---- Task material

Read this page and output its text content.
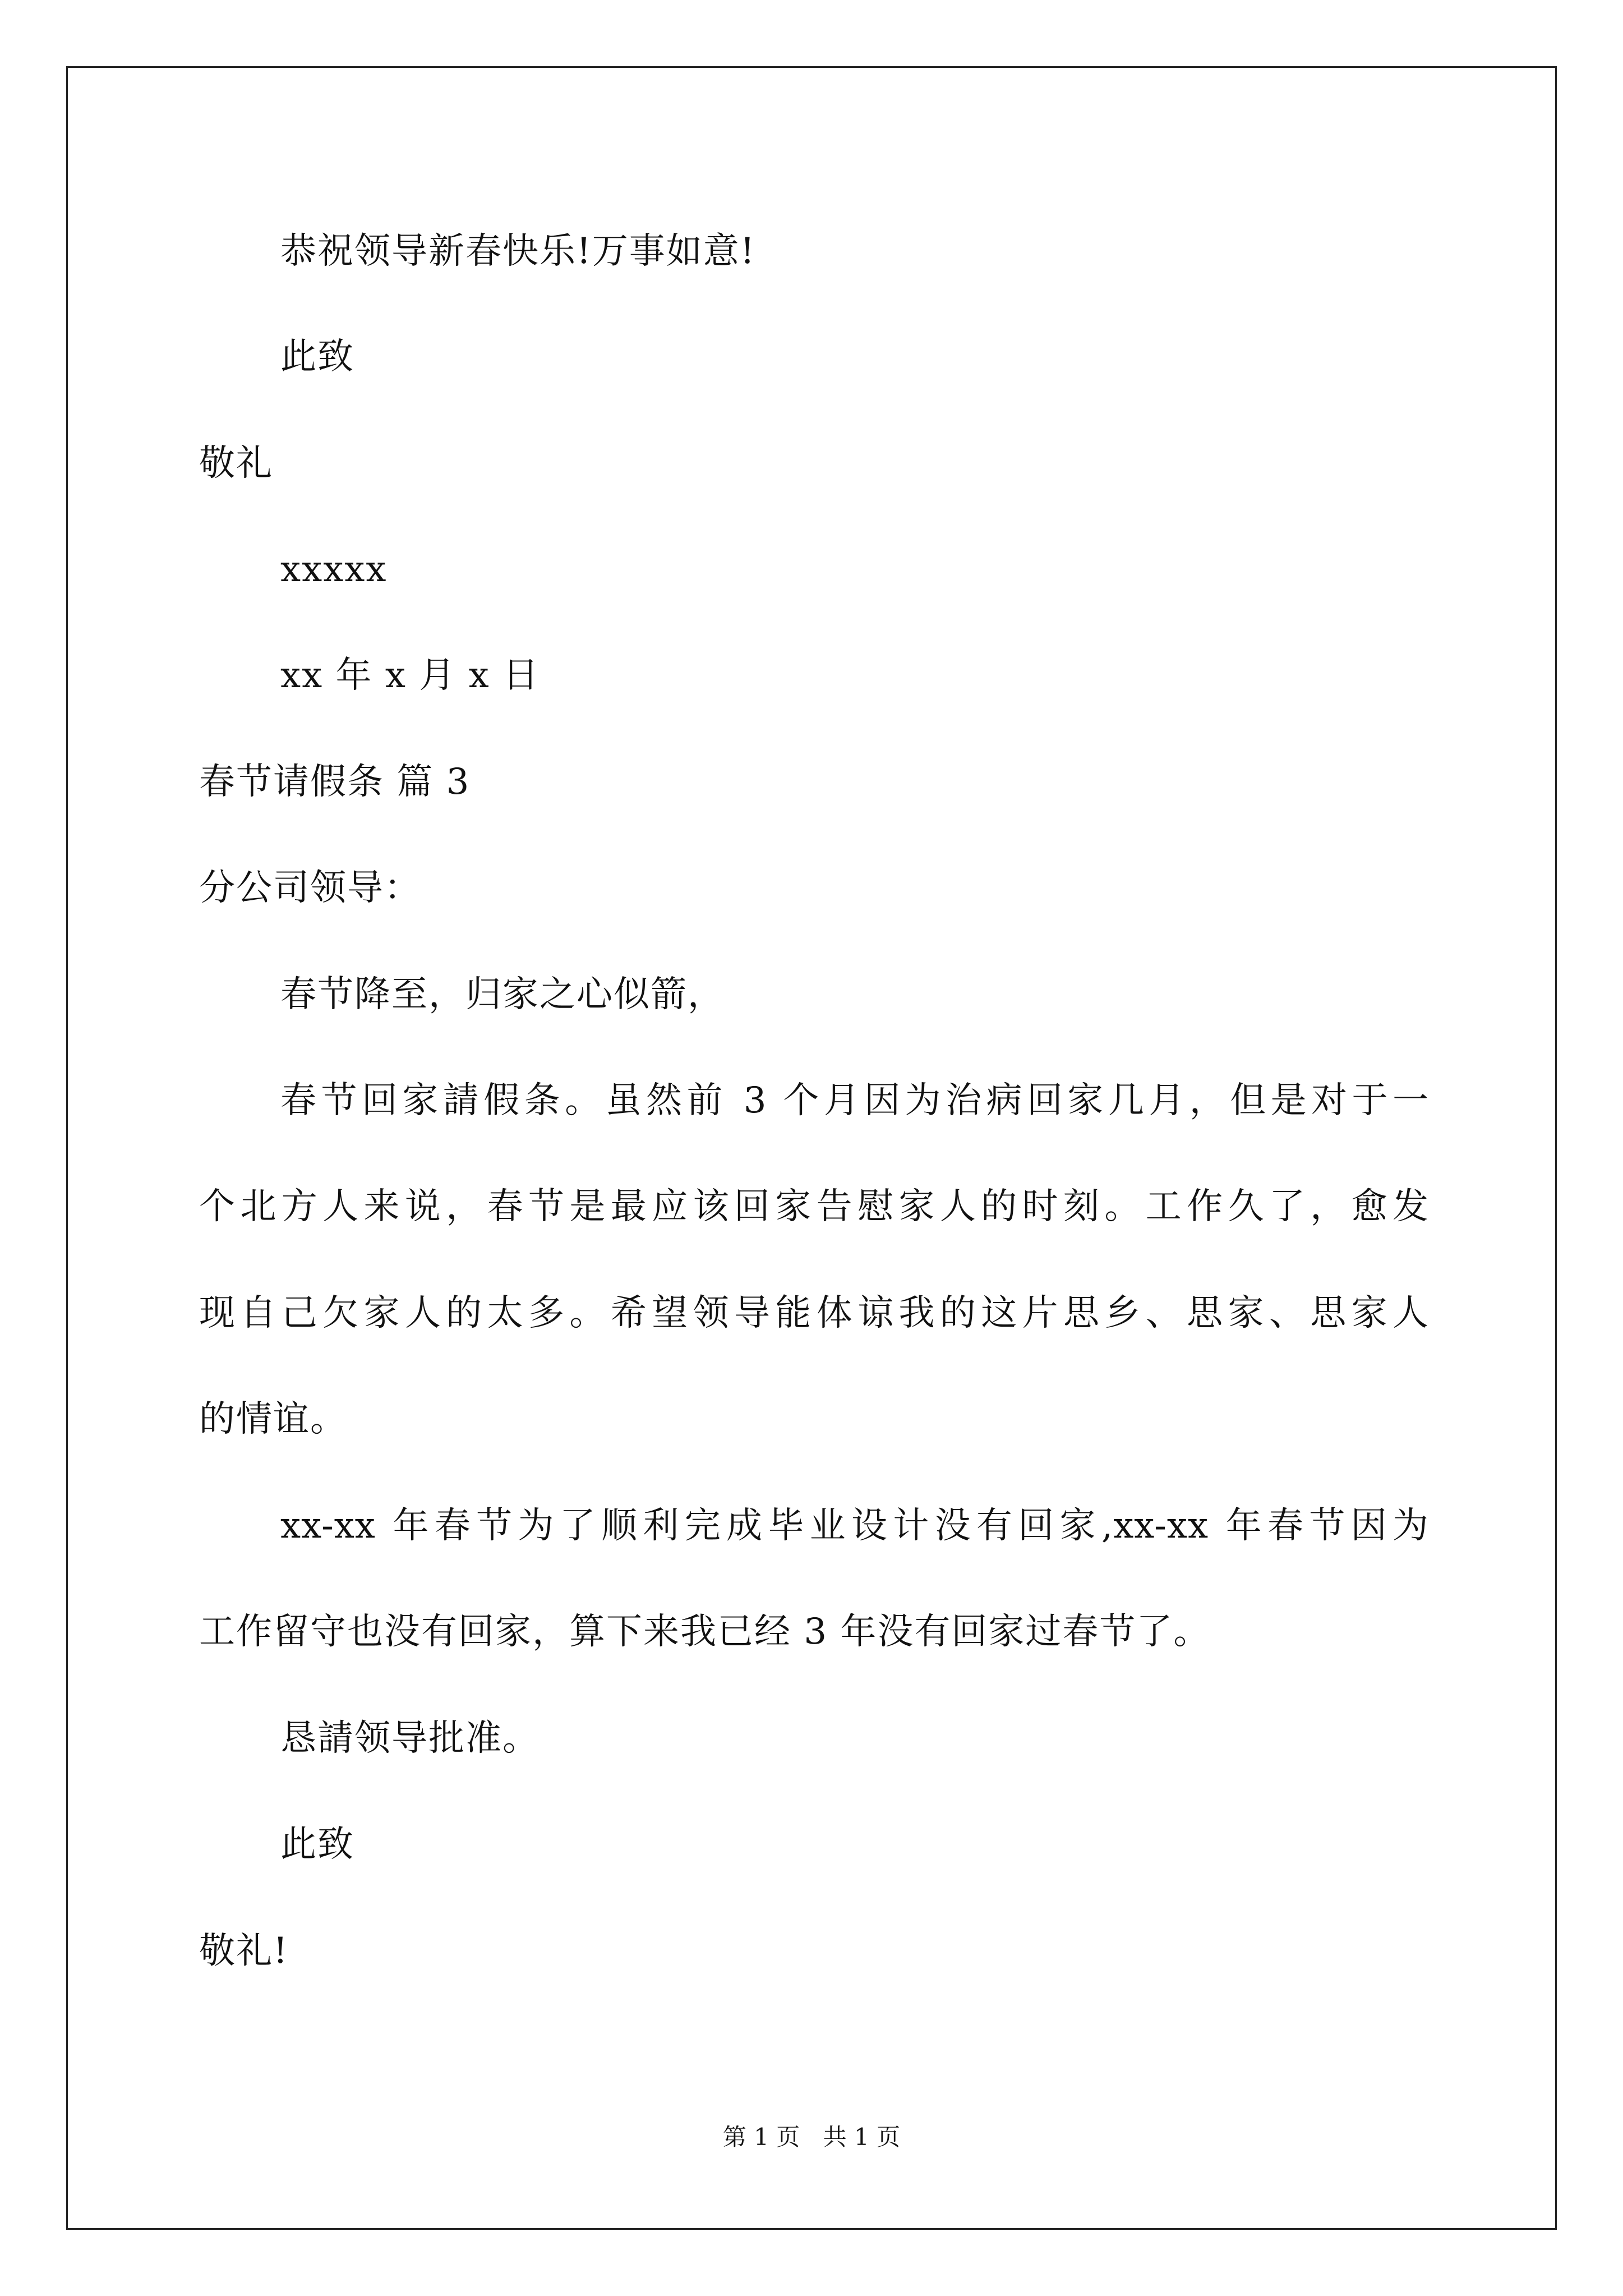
恭祝领导新春快乐!万事如意!
此致
敬礼
xxxxx
xx 年 x 月 x 日
春节请假条 篇 3
分公司领导：
春节降至，归家之心似箭，
春节回家請假条。虽然前 3 个月因为治病回家几月，但是对于一
个北方人来说，春节是最应该回家告慰家人的时刻。工作久了，愈发
现自己欠家人的太多。希望领导能体谅我的这片思乡、思家、思家人
的情谊。
xx-xx 年春节为了顺利完成毕业设计没有回家,xx-xx 年春节因为
工作留守也没有回家，算下来我已经 3 年没有回家过春节了。
恳請领导批准。
此致
敬礼!
第 1 页 共 1 页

--------

What the exercise asks: Using the records above, output their complete text exactly, minus any images.

Solution to this task:
Read this page and output its text content.
恭祝领导新春快乐!万事如意!
此致
敬礼
xxxxx
xx 年 x 月 x 日
春节请假条 篇 3
分公司领导：
春节降至，归家之心似箭，
春节回家請假条。虽然前 3 个月因为治病回家几月，但是对于一
个北方人来说，春节是最应该回家告慰家人的时刻。工作久了，愈发
现自己欠家人的太多。希望领导能体谅我的这片思乡、思家、思家人
的情谊。
xx-xx 年春节为了顺利完成毕业设计没有回家,xx-xx 年春节因为
工作留守也没有回家，算下来我已经 3 年没有回家过春节了。
恳請领导批准。
此致
敬礼!
第 1 页 共 1 页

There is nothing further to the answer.